— Directive —
Output each entry exactly; skip nothing.
================
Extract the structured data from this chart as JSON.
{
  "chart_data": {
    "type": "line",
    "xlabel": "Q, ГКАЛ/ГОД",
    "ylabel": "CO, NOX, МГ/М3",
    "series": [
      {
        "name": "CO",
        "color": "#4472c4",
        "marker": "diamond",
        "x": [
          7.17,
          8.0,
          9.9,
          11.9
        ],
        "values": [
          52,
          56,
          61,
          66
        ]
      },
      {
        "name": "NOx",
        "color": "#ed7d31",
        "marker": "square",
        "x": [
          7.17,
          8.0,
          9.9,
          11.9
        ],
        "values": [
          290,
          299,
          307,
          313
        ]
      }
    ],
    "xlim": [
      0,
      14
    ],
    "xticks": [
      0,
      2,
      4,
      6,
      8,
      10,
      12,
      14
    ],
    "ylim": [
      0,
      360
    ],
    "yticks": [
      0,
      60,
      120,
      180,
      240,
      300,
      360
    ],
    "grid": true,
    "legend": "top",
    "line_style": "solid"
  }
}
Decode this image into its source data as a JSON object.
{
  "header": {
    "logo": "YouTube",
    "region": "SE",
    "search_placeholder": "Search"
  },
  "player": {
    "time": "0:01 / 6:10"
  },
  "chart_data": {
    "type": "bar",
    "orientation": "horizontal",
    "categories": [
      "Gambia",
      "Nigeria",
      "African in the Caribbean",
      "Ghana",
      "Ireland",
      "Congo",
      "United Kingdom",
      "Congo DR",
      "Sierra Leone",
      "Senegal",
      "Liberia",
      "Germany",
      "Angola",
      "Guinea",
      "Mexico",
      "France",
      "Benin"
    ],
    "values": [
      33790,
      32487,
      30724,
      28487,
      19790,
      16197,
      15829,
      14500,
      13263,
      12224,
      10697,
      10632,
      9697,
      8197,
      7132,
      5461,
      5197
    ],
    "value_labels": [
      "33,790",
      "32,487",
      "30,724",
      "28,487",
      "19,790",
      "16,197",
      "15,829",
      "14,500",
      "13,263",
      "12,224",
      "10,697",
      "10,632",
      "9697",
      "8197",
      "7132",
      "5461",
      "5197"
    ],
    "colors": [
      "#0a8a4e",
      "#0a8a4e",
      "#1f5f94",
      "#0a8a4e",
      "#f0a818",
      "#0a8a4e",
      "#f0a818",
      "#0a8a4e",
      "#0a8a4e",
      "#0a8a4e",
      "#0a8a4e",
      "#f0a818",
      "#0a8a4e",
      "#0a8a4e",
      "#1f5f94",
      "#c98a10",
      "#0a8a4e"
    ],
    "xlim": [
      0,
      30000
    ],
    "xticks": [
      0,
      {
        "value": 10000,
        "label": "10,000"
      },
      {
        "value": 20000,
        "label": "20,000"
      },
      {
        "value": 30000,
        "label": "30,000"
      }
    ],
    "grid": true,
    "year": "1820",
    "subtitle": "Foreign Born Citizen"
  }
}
================
— Solution to this task —
Extract the structured data from this chart as JSON.
{
  "chart_data": {
    "type": "line",
    "xlabel": "Q, ГКАЛ/ГОД",
    "ylabel": "CO, NOX, МГ/М3",
    "series": [
      {
        "name": "CO",
        "color": "#4472c4",
        "marker": "diamond",
        "x": [
          7.17,
          8.0,
          9.9,
          11.9
        ],
        "values": [
          52,
          56,
          61,
          66
        ]
      },
      {
        "name": "NOx",
        "color": "#ed7d31",
        "marker": "square",
        "x": [
          7.17,
          8.0,
          9.9,
          11.9
        ],
        "values": [
          290,
          299,
          307,
          313
        ]
      }
    ],
    "xlim": [
      0,
      14
    ],
    "xticks": [
      0,
      2,
      4,
      6,
      8,
      10,
      12,
      14
    ],
    "ylim": [
      0,
      360
    ],
    "yticks": [
      0,
      60,
      120,
      180,
      240,
      300,
      360
    ],
    "grid": true,
    "legend": "top",
    "line_style": "solid"
  }
}
Decode this image into its source data as a JSON object.
{
  "header": {
    "logo": "YouTube",
    "region": "SE",
    "search_placeholder": "Search"
  },
  "player": {
    "time": "0:01 / 6:10"
  },
  "chart_data": {
    "type": "bar",
    "orientation": "horizontal",
    "categories": [
      "Gambia",
      "Nigeria",
      "African in the Caribbean",
      "Ghana",
      "Ireland",
      "Congo",
      "United Kingdom",
      "Congo DR",
      "Sierra Leone",
      "Senegal",
      "Liberia",
      "Germany",
      "Angola",
      "Guinea",
      "Mexico",
      "France",
      "Benin"
    ],
    "values": [
      33790,
      32487,
      30724,
      28487,
      19790,
      16197,
      15829,
      14500,
      13263,
      12224,
      10697,
      10632,
      9697,
      8197,
      7132,
      5461,
      5197
    ],
    "value_labels": [
      "33,790",
      "32,487",
      "30,724",
      "28,487",
      "19,790",
      "16,197",
      "15,829",
      "14,500",
      "13,263",
      "12,224",
      "10,697",
      "10,632",
      "9697",
      "8197",
      "7132",
      "5461",
      "5197"
    ],
    "colors": [
      "#0a8a4e",
      "#0a8a4e",
      "#1f5f94",
      "#0a8a4e",
      "#f0a818",
      "#0a8a4e",
      "#f0a818",
      "#0a8a4e",
      "#0a8a4e",
      "#0a8a4e",
      "#0a8a4e",
      "#f0a818",
      "#0a8a4e",
      "#0a8a4e",
      "#1f5f94",
      "#c98a10",
      "#0a8a4e"
    ],
    "xlim": [
      0,
      30000
    ],
    "xticks": [
      0,
      {
        "value": 10000,
        "label": "10,000"
      },
      {
        "value": 20000,
        "label": "20,000"
      },
      {
        "value": 30000,
        "label": "30,000"
      }
    ],
    "grid": true,
    "year": "1820",
    "subtitle": "Foreign Born Citizen"
  }
}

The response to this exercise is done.